[Material provided]
□ □ □

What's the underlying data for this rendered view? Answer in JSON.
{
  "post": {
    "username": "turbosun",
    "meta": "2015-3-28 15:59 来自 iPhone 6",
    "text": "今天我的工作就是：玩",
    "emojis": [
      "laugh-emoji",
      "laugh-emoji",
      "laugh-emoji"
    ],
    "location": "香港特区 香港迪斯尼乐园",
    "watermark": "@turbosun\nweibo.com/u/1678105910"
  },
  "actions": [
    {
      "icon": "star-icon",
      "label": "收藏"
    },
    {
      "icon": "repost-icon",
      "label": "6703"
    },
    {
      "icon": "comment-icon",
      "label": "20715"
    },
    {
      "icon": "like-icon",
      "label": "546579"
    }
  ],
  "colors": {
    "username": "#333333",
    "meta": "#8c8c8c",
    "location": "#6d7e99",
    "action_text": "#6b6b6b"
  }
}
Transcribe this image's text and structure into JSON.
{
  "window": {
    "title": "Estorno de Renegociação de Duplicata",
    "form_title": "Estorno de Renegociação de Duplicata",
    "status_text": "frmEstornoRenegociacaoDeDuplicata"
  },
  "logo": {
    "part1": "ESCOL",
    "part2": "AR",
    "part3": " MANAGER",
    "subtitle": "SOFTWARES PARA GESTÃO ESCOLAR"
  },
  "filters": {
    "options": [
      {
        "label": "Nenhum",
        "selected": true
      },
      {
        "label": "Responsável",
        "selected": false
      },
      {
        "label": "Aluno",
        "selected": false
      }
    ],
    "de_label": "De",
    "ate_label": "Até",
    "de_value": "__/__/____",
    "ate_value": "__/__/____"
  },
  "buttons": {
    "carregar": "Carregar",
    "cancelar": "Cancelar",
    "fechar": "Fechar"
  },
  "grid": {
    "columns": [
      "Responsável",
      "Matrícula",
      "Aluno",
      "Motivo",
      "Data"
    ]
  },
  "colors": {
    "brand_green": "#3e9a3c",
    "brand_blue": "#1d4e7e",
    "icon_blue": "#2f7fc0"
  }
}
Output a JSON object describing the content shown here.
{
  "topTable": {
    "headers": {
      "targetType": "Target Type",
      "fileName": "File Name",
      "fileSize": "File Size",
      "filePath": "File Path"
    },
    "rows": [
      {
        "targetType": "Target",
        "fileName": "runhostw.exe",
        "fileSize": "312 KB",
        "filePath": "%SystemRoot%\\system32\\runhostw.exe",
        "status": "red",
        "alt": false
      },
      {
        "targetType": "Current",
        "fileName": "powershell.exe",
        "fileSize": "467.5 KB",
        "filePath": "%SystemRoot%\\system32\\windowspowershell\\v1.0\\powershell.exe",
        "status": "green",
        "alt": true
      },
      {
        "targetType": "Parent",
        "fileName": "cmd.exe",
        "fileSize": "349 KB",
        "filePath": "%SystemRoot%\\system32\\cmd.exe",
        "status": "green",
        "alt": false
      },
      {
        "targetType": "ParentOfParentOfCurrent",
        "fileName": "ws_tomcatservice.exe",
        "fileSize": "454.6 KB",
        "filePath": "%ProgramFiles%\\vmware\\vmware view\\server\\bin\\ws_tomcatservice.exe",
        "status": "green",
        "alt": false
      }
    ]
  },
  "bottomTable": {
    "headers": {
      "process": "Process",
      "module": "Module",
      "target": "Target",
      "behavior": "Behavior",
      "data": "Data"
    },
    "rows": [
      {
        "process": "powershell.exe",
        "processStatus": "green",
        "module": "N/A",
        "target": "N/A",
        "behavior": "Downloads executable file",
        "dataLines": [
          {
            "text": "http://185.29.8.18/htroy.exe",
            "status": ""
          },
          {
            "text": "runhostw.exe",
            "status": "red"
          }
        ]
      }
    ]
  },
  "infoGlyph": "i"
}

□ □ □

[Goal] Go through the listing above and restate it word for word.

[Full answer]
What's the underlying data for this rendered view? Answer in JSON.
{
  "post": {
    "username": "turbosun",
    "meta": "2015-3-28 15:59 来自 iPhone 6",
    "text": "今天我的工作就是：玩",
    "emojis": [
      "laugh-emoji",
      "laugh-emoji",
      "laugh-emoji"
    ],
    "location": "香港特区 香港迪斯尼乐园",
    "watermark": "@turbosun\nweibo.com/u/1678105910"
  },
  "actions": [
    {
      "icon": "star-icon",
      "label": "收藏"
    },
    {
      "icon": "repost-icon",
      "label": "6703"
    },
    {
      "icon": "comment-icon",
      "label": "20715"
    },
    {
      "icon": "like-icon",
      "label": "546579"
    }
  ],
  "colors": {
    "username": "#333333",
    "meta": "#8c8c8c",
    "location": "#6d7e99",
    "action_text": "#6b6b6b"
  }
}
Transcribe this image's text and structure into JSON.
{
  "window": {
    "title": "Estorno de Renegociação de Duplicata",
    "form_title": "Estorno de Renegociação de Duplicata",
    "status_text": "frmEstornoRenegociacaoDeDuplicata"
  },
  "logo": {
    "part1": "ESCOL",
    "part2": "AR",
    "part3": " MANAGER",
    "subtitle": "SOFTWARES PARA GESTÃO ESCOLAR"
  },
  "filters": {
    "options": [
      {
        "label": "Nenhum",
        "selected": true
      },
      {
        "label": "Responsável",
        "selected": false
      },
      {
        "label": "Aluno",
        "selected": false
      }
    ],
    "de_label": "De",
    "ate_label": "Até",
    "de_value": "__/__/____",
    "ate_value": "__/__/____"
  },
  "buttons": {
    "carregar": "Carregar",
    "cancelar": "Cancelar",
    "fechar": "Fechar"
  },
  "grid": {
    "columns": [
      "Responsável",
      "Matrícula",
      "Aluno",
      "Motivo",
      "Data"
    ]
  },
  "colors": {
    "brand_green": "#3e9a3c",
    "brand_blue": "#1d4e7e",
    "icon_blue": "#2f7fc0"
  }
}
Output a JSON object describing the content shown here.
{
  "topTable": {
    "headers": {
      "targetType": "Target Type",
      "fileName": "File Name",
      "fileSize": "File Size",
      "filePath": "File Path"
    },
    "rows": [
      {
        "targetType": "Target",
        "fileName": "runhostw.exe",
        "fileSize": "312 KB",
        "filePath": "%SystemRoot%\\system32\\runhostw.exe",
        "status": "red",
        "alt": false
      },
      {
        "targetType": "Current",
        "fileName": "powershell.exe",
        "fileSize": "467.5 KB",
        "filePath": "%SystemRoot%\\system32\\windowspowershell\\v1.0\\powershell.exe",
        "status": "green",
        "alt": true
      },
      {
        "targetType": "Parent",
        "fileName": "cmd.exe",
        "fileSize": "349 KB",
        "filePath": "%SystemRoot%\\system32\\cmd.exe",
        "status": "green",
        "alt": false
      },
      {
        "targetType": "ParentOfParentOfCurrent",
        "fileName": "ws_tomcatservice.exe",
        "fileSize": "454.6 KB",
        "filePath": "%ProgramFiles%\\vmware\\vmware view\\server\\bin\\ws_tomcatservice.exe",
        "status": "green",
        "alt": false
      }
    ]
  },
  "bottomTable": {
    "headers": {
      "process": "Process",
      "module": "Module",
      "target": "Target",
      "behavior": "Behavior",
      "data": "Data"
    },
    "rows": [
      {
        "process": "powershell.exe",
        "processStatus": "green",
        "module": "N/A",
        "target": "N/A",
        "behavior": "Downloads executable file",
        "dataLines": [
          {
            "text": "http://185.29.8.18/htroy.exe",
            "status": ""
          },
          {
            "text": "runhostw.exe",
            "status": "red"
          }
        ]
      }
    ]
  },
  "infoGlyph": "i"
}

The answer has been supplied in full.